PARTS OF THE EXERCISE:
• A. Condense the paragraph in the hearing transcript that begins "Mr. HITT. I will go first." into a short bulleted list that keeps its main facts.
• B. Write the next part of the hearing transcript on raising awareness of SBA counseling services, starting after its last sentence.

Ms. CHU. Okay, thank you.
I would like to ask this to the entire panel and that is
there are many small manufacturers with growth potential that
may not seek assistance with operations, marketing, and finance
because they are simply unaware that it is available. However,
the SBA has many entrepreneurial development programs,
including the Small Business Development Centers and the
Women's Business Centers. What could we do to increase the
awareness amongst the entrepreneurs of the SBA's business
counseling services?
Mr. HITT. I will go first. I agree with you, Congresswoman.
When we came in we saw a number of agencies trying to provide
the same services but doing it in a way that people could not
find them. We brought all of those together. I brought a team
in. We built the website that we have so that someone can go in
and put in the name of the county they are in, they can put in
the type of business, the size of it in terms of its capital
and its program, and it is sort of a decision tree that starts
bringing you down to the programs that are applicable. It is
hard to look at the array of programs out there for an average
person and try to sort out what is applicable to them. So we in
government, at the state level and federal level, ought to do
those things together in order to make it easier for them. I
have this belief that there are people at home at night at 8
o'clock on the web trying to find a way to expand their
business and find capital and looking for people like them that
they can interact with, especially with entrepreneurs. We need
to do more of a job of being an enabler to help them find those
programs.

GIVEN MATERIAL:
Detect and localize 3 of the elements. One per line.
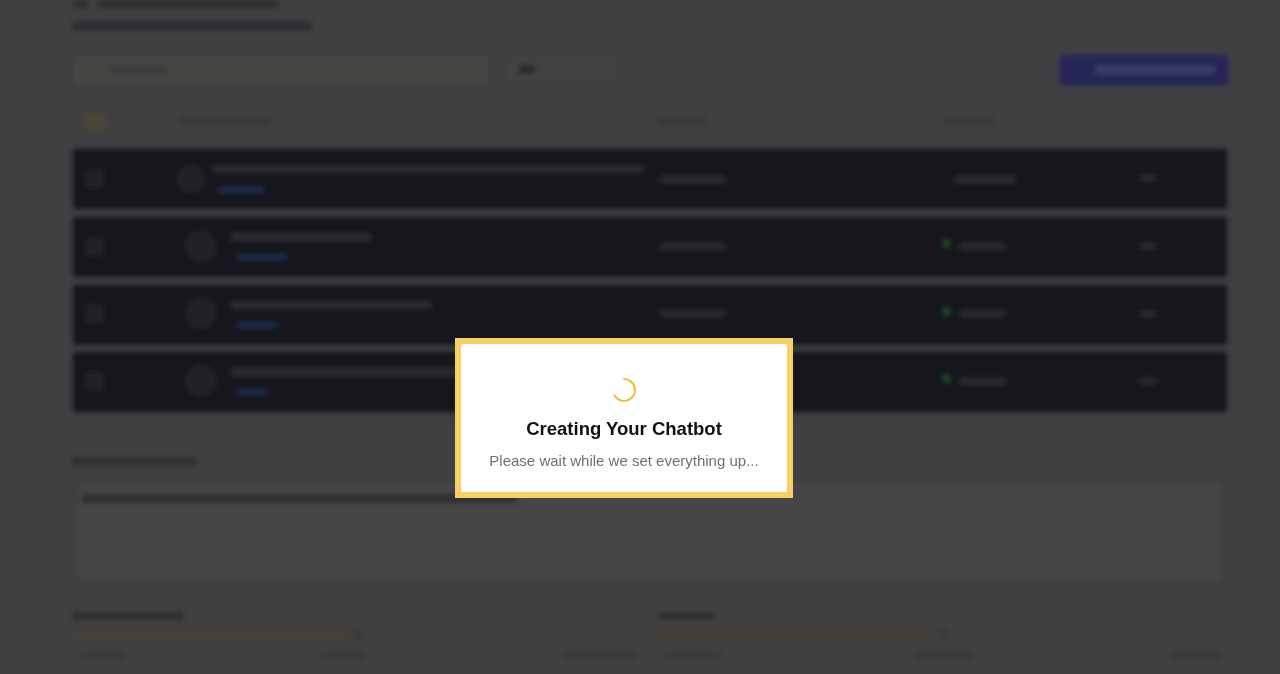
spinner-icon: [611, 377, 637, 403]
dialog-title: Creating Your Chatbot: [526, 418, 722, 440]
dialog-message: Please wait while we set everything up...: [489, 452, 759, 469]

WRITTEN RESPONSES:
• A.
- Mr. Hitt agrees with the Congresswoman. He found several agencies providing the same services in ways people could not find, and he consolidated them.
- His team built a website where a user enters the county, the business type, and the business's size in terms of capital and program. A decision tree then narrows the options to the applicable programs.
- Sorting through the array of programs is hard for an average person, so state and federal government should coordinate to make it easier.
- He believes people are on the web at home at 8 o'clock at night looking for ways to expand, find capital, and connect with other entrepreneurs. Government should do more as an enabler that helps them find those programs.

• B.
Mr. HARBERTS. I would just actually reiterate what he is
saying as well. We took advantage of SBA. Seventy years ago was
probably our last time that we used them, but the complexity
that we ran into in the rules and regulations, we got bogged
down in that and we just did not have anybody to help us. So we
have not used them since. But I think if they can streamline
that a little more than it is already, make it easier, it would
be a win-win.
Ms. XU. I am thinking that because most of the SBA programs
to sponsor or guarantee a commercial bank to offer loans. So
working with commercial banks and letting commercial banks be
the ambassador for those programs because a lot of the small
businesses deposit with banks, so making them be the advocate
of those programs and the informers of those programs held
special events for SBA to come to local branches where small
businesses tend to gather is a great grassroots level awareness
to raise.
Ms. MILLS. I agree with all of those. I would also
highlight that you could use word of mouth. There are
organizations that particularly small business entrepreneurs do
not have peers that they can frequently speak with about these
things, and so oftentimes they join organizations like YPO and
some others. And if that can help spread the word, then that
would be a way that they could learn.
The other thing is just I do some additional work with
financial literacy and financial capability, and one of the
things that shows up repeatedly there is that people do not
absorb things until the moment at which they need the
information. And so finding ways to insert that relevant
information into the decision point when it becomes relevant--
for example, potentially with the commercial banks--would be, I
think, the best way to do it because although people do sit at
home at 8 o'clock every night, I think you are completely
right. They probably do not necessarily notice what they might
need a month from then when it comes to that decision point. So
both of those things. I think that the decision tree is
brilliant and the website is a great idea, but I would also try
to insert it when the decision is being made and when the
regulations are being dealt with.
Ms. CHU. Yeah. Very good point.
Ms. Mills, you mentioned in your testimony that access to
capital continues to be a challenge to small businesses trying
to expand. This is one of the most critical issues particularly
for this Committee. Can you expand on specific policy
recommendations this Committee could take up to expand access
to capital to small businesses, especially those in
manufacturing?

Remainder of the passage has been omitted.